▸ Given instruction: Copy out all the entries word for word.

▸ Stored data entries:
━━━━━━━━━━━━━━━━
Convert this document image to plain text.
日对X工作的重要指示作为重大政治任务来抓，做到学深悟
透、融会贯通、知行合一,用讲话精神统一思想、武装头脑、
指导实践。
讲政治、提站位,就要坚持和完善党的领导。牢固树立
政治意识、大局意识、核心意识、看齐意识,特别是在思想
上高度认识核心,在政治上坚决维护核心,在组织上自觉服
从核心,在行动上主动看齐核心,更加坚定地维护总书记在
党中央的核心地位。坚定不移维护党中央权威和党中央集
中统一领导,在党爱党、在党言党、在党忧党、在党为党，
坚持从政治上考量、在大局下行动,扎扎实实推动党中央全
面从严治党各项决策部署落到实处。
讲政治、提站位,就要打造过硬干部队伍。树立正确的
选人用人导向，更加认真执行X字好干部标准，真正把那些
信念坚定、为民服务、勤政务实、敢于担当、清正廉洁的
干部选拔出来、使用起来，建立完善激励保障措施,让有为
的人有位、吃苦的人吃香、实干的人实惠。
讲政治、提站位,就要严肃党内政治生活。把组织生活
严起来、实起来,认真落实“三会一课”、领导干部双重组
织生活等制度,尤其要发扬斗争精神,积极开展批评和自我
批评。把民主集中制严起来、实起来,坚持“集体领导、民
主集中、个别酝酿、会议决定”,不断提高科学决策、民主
━━━━━━━━━━━━━━━━
▸ Full solution:
Convert this document image to plain text.
日对X工作的重要指示作为重大政治任务来抓，做到学深悟
透、融会贯通、知行合一,用讲话精神统一思想、武装头脑、
指导实践。
讲政治、提站位,就要坚持和完善党的领导。牢固树立
政治意识、大局意识、核心意识、看齐意识,特别是在思想
上高度认识核心,在政治上坚决维护核心,在组织上自觉服
从核心,在行动上主动看齐核心,更加坚定地维护总书记在
党中央的核心地位。坚定不移维护党中央权威和党中央集
中统一领导,在党爱党、在党言党、在党忧党、在党为党，
坚持从政治上考量、在大局下行动,扎扎实实推动党中央全
面从严治党各项决策部署落到实处。
讲政治、提站位,就要打造过硬干部队伍。树立正确的
选人用人导向，更加认真执行X字好干部标准，真正把那些
信念坚定、为民服务、勤政务实、敢于担当、清正廉洁的
干部选拔出来、使用起来，建立完善激励保障措施,让有为
的人有位、吃苦的人吃香、实干的人实惠。
讲政治、提站位,就要严肃党内政治生活。把组织生活
严起来、实起来,认真落实“三会一课”、领导干部双重组
织生活等制度,尤其要发扬斗争精神,积极开展批评和自我
批评。把民主集中制严起来、实起来,坚持“集体领导、民
主集中、个别酝酿、会议决定”,不断提高科学决策、民主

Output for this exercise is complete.